▸ DOCUMENT TEXT
○ ○ ○ ○ ○ ○ ○

[systemd-devel] [PATCH] udev: Add hidraw_id and a rule file to invoke it

Andy Lutomirski luto at amacapital.net
Wed Oct 29 14:18:56 PDT 2014 

On Tue, Oct 28, 2014 at 3:46 PM, Andy Lutomirski <luto at amacapital.net> wrote:
> So far, hidraw_id detects U2F tokens and sets:
> ID_U2F_TOKEN=1
> ID_SECURITY_TOKEN=1
>
> This causes the uaccess rules to apply to U2F devices.

This works for the Plug-up security key, too.

--Andy

> ---
>
> I've never written any udev code before.  Feedback welcome.
>
> If you think this doesn't belong in udev, I can try to find it another home.
>
>  .gitignore                     |   1 +
>  Makefile.am                    |  11 ++++
>  rules/60-hidraw.rules          |   7 ++
>  src/udev/hidraw_id/Makefile    |   1 +
>  src/udev/hidraw_id/hidraw_id.c | 144 +++++++++++++++++++++++++++++++++++++++++
>  5 files changed, 164 insertions(+)
>  create mode 100644 rules/60-hidraw.rules
>  create mode 120000 src/udev/hidraw_id/Makefile
>  create mode 100644 src/udev/hidraw_id/hidraw_id.c
>
> diff --git a/.gitignore b/.gitignore
> index f119b574c777..4bd3cdf08f0d 100644
> --- a/.gitignore
> +++ b/.gitignore
> @@ -34,6 +34,7 @@
>  /exported
>  /exported-*
>  /gtk-doc.make
> +/hidraw_id
>  /hostnamectl
>  /install-tree
>  /journalctl
> diff --git a/Makefile.am b/Makefile.am
> index fae946a388af..9f64687d32b1 100644
> --- a/Makefile.am
> +++ b/Makefile.am
> @@ -3542,6 +3542,17 @@ udevlibexec_PROGRAMS += \
>         ata_id
>
>  # ------------------------------------------------------------------------------
> +hidraw_id_SOURCES = \
> +       src/udev/hidraw_id/hidraw_id.c
> +
> +hidraw_id_LDADD = \
> +       libudev-internal.la \
> +       libsystemd-shared.la
> +
> +udevlibexec_PROGRAMS += \
> +       hidraw_id
> +
> +# ------------------------------------------------------------------------------
>  cdrom_id_SOURCES = \
>         src/udev/cdrom_id/cdrom_id.c
>
> diff --git a/rules/60-hidraw.rules b/rules/60-hidraw.rules
> new file mode 100644
> index 000000000000..1ee9c812f711
> --- /dev/null
> +++ b/rules/60-hidraw.rules
> @@ -0,0 +1,7 @@
> +# do not edit this file, it will be overwritten on update
> +
> +ACTION=="remove", GOTO="hidraw_end"

○ ○ ○ ○ ○ ○ ○

▸ DATA EXTRACTS
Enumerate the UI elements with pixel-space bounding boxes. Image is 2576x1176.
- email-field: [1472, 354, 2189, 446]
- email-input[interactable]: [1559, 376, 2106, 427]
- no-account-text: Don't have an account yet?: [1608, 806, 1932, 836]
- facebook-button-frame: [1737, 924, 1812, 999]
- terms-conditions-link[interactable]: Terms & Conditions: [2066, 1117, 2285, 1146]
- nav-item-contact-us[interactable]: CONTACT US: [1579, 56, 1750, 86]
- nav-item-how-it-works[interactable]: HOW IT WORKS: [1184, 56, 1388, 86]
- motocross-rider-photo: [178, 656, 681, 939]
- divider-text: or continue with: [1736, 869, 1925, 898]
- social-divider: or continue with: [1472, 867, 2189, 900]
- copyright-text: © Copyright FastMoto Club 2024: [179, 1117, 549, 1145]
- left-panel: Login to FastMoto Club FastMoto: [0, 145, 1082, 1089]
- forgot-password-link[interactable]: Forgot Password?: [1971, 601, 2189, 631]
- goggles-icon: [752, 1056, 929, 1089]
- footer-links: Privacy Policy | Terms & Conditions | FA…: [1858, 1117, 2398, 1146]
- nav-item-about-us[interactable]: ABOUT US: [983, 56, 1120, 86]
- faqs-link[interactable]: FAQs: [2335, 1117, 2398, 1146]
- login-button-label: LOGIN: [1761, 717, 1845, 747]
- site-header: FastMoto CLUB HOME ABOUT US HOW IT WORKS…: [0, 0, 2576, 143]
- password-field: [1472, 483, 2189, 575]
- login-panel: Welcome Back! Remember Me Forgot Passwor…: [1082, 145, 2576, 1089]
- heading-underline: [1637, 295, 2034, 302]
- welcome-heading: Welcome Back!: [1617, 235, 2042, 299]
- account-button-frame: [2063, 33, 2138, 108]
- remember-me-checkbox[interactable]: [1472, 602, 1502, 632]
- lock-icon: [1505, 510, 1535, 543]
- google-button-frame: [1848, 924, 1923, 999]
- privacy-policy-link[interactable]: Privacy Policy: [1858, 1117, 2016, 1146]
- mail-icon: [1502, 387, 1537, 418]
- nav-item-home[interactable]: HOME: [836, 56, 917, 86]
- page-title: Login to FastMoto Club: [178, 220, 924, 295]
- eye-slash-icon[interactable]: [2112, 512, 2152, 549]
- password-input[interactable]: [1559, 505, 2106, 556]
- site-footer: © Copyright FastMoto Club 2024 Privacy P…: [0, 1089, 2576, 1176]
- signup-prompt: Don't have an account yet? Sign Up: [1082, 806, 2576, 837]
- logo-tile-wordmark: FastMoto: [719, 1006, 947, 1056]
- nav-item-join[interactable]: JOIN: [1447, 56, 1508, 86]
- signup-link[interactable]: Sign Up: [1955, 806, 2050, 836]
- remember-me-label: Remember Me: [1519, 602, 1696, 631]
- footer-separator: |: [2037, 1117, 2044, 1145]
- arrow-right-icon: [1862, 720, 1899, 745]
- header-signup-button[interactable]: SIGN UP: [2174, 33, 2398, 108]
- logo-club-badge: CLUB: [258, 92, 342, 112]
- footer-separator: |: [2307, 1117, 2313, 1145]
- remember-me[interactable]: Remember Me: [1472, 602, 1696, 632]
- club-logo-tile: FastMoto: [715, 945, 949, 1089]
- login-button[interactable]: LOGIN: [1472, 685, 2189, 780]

○ ○ ○ ○ ○ ○ ○

Please answer these questions from the patch email, one per line.
(a) Which two values does hidraw_id set when it detects a U2F token?
(b) What other device does the follow-up note say this also works for?
(c) How many files does the patch change, and how many insertions does it make?

▸ THE ANSWER
(a) ID_U2F_TOKEN=1 and ID_SECURITY_TOKEN=1
(b) The Plug-up security key
(c) 5 files changed, 164 insertions